[EXERCISE INPUTS start]
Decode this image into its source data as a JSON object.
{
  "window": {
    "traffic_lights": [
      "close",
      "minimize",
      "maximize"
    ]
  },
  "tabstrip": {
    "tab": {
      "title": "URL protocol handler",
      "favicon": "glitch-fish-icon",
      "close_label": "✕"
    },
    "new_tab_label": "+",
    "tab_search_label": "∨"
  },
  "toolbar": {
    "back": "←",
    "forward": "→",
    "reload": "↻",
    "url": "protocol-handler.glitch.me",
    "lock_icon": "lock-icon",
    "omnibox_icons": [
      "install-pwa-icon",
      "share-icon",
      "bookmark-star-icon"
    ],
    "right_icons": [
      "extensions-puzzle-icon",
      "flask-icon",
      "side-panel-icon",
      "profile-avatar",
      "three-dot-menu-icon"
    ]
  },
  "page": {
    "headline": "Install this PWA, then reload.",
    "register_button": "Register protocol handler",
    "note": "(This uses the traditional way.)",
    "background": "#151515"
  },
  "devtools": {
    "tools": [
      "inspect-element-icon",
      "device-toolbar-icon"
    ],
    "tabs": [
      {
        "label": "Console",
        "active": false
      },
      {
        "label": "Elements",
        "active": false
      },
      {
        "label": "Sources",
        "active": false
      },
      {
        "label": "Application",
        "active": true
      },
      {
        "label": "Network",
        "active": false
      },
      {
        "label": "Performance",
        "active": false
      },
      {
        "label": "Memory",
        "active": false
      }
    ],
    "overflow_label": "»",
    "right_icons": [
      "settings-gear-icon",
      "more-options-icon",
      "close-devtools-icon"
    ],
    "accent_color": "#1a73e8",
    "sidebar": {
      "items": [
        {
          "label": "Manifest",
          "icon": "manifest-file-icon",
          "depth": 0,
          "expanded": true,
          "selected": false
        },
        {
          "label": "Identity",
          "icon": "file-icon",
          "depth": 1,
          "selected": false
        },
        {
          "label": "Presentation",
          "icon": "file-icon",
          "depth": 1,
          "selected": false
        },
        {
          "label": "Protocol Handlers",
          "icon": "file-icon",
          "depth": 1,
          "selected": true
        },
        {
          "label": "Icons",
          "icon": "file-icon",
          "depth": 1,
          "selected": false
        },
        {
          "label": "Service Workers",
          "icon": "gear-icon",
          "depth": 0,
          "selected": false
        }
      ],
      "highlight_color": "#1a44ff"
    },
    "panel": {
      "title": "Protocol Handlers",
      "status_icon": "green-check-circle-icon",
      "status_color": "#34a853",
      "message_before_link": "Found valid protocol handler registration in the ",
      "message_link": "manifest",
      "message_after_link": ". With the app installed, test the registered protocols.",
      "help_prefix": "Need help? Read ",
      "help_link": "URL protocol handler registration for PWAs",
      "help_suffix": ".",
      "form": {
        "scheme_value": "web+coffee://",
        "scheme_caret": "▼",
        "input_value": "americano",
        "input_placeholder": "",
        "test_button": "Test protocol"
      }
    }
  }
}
[EXERCISE INPUTS end]
[EXERCISE INPUTS start]
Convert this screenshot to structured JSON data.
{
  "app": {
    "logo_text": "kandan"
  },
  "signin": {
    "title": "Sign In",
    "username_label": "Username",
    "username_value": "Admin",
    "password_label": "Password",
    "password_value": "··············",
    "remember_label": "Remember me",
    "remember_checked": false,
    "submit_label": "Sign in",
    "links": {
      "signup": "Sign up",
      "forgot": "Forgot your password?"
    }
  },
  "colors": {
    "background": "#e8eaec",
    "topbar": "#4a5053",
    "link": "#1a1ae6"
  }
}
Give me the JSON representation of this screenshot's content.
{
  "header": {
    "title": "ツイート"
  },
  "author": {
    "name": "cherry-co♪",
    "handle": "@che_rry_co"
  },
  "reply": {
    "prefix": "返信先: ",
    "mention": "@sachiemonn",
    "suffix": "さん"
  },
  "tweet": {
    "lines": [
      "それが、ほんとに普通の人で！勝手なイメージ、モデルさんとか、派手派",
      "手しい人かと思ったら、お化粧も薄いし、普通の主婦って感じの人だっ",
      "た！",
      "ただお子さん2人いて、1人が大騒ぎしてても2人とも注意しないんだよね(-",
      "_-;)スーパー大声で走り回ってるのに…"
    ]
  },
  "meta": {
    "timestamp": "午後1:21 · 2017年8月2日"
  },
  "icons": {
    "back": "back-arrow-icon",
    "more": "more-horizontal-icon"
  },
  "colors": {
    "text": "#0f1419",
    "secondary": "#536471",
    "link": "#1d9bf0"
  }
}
[EXERCISE INPUTS end]
**PROBLEM DETAILS**:
Leave out every line without the string "Handlers" and copy the rest.

**EXERCISE RESPONSE**:
          "label": "Protocol Handlers",
      "title": "Protocol Handlers",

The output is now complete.